▶ Data in this exercise:
++++

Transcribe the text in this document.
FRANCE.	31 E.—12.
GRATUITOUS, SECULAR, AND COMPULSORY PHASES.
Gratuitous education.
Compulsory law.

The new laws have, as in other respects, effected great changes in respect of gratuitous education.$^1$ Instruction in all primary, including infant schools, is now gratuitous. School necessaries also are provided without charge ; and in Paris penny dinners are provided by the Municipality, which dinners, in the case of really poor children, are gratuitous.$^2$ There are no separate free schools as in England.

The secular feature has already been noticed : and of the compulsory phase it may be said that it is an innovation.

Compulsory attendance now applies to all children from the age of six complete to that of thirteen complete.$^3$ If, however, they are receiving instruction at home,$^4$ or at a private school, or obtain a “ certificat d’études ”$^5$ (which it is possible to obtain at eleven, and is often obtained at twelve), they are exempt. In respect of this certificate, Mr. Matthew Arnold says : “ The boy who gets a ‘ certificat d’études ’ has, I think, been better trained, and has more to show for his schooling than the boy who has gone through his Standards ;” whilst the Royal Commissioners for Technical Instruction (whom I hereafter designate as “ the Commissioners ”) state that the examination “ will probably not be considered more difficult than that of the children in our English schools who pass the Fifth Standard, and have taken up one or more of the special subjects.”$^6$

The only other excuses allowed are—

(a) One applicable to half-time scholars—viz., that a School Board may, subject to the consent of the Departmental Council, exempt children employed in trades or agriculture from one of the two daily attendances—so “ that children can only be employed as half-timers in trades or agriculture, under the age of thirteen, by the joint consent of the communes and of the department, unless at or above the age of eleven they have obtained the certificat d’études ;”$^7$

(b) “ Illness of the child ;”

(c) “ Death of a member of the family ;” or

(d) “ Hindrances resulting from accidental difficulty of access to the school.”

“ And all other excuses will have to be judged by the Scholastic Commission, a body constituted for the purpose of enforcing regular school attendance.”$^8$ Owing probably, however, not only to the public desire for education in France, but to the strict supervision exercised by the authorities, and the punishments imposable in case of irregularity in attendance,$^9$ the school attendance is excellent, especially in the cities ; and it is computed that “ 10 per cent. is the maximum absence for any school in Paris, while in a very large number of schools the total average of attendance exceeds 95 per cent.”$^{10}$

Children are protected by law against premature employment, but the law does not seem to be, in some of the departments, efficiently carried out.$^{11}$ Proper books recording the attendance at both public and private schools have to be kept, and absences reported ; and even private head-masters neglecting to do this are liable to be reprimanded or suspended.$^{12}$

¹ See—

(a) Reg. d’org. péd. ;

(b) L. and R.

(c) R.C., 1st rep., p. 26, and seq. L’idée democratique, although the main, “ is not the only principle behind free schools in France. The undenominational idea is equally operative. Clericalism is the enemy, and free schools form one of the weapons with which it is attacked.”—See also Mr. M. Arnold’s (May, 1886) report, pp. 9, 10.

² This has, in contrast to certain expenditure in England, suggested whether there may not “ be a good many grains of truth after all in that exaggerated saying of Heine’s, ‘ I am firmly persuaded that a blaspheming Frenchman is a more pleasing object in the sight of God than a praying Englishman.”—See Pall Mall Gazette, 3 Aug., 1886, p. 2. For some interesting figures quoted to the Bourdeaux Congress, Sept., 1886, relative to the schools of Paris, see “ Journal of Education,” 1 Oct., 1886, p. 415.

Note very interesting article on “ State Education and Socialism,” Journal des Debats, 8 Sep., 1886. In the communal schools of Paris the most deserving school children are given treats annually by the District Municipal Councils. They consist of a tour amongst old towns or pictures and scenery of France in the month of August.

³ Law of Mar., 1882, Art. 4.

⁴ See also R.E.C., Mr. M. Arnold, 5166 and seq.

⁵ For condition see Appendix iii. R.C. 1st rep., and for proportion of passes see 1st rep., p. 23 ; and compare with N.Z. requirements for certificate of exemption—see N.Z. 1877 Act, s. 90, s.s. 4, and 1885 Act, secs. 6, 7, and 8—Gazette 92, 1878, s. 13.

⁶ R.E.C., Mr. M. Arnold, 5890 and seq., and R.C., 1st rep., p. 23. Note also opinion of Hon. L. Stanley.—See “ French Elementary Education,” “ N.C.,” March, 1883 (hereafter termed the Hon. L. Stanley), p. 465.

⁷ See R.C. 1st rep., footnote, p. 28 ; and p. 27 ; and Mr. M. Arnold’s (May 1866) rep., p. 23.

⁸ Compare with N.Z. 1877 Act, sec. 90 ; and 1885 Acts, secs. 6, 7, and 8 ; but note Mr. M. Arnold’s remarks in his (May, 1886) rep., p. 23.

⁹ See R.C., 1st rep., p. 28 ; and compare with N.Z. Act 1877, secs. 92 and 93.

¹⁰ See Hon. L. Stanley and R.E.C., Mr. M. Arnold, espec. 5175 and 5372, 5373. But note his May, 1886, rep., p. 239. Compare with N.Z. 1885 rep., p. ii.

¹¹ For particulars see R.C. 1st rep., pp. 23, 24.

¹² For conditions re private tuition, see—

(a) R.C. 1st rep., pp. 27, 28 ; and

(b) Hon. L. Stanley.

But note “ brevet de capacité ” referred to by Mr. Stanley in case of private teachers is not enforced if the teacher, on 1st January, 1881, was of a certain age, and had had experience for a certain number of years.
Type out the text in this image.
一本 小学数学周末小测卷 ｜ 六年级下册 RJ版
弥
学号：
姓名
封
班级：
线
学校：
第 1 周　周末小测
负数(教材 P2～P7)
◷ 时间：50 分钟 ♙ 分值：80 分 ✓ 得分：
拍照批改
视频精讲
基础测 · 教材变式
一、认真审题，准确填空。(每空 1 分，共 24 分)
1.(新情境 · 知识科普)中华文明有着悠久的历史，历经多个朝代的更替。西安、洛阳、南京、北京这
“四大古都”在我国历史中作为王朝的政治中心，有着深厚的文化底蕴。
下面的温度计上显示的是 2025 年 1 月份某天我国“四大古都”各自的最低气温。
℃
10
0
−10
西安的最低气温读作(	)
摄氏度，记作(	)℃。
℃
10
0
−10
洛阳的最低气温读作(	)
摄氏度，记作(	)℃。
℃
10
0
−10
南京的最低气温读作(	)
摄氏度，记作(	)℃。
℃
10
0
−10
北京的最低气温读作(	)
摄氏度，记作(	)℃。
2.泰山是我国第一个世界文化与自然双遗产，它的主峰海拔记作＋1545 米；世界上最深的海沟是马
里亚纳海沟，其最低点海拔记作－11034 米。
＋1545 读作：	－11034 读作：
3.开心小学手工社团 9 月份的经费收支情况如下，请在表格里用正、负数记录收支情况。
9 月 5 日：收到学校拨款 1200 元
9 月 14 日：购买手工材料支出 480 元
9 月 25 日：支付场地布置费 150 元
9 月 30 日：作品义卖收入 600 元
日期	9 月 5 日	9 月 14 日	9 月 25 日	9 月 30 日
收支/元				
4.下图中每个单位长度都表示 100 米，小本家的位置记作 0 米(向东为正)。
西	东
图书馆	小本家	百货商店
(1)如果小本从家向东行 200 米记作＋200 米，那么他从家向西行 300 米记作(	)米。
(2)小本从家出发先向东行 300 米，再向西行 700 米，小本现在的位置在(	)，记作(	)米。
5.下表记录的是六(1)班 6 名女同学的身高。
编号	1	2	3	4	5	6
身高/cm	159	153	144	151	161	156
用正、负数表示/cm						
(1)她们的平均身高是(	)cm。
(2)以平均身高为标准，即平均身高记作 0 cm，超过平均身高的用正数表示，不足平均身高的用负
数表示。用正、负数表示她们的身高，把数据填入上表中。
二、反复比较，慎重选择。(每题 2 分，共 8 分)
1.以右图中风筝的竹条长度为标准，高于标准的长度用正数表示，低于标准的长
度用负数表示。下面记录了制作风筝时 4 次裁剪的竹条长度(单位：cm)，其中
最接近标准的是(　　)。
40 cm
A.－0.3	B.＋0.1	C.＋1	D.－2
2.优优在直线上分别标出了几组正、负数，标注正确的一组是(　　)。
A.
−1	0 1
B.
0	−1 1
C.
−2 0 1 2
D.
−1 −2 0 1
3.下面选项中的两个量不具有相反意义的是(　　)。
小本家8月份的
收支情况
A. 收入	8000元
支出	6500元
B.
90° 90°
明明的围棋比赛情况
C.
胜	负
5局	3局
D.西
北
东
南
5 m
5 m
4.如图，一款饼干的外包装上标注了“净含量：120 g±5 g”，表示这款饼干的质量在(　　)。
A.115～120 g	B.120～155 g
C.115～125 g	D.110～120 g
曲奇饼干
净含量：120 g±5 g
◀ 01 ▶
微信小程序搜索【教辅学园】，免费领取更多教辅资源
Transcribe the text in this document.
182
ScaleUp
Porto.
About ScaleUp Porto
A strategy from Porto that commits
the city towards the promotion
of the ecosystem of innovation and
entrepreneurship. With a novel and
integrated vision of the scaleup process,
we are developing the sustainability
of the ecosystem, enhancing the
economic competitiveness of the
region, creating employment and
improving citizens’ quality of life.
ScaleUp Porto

++++

▶ Exercise objective:
Copy each line of the data above that holds "number".

▶ Exercise solution:
“ And all other excuses will have to be judged by the Scholastic Commission, a body constituted for the purpose of enforcing regular school attendance.”$^8$ Owing probably, however, not only to the public desire for education in France, but to the strict supervision exercised by the authorities, and the punishments imposable in case of irregularity in attendance,$^9$ the school attendance is excellent, especially in the cities ; and it is computed that “ 10 per cent. is the maximum absence for any school in Paris, while in a very large number of schools the total average of attendance exceeds 95 per cent.”$^{10}$
But note “ brevet de capacité ” referred to by Mr. Stanley in case of private teachers is not enforced if the teacher, on 1st January, 1881, was of a certain age, and had had experience for a certain number of years.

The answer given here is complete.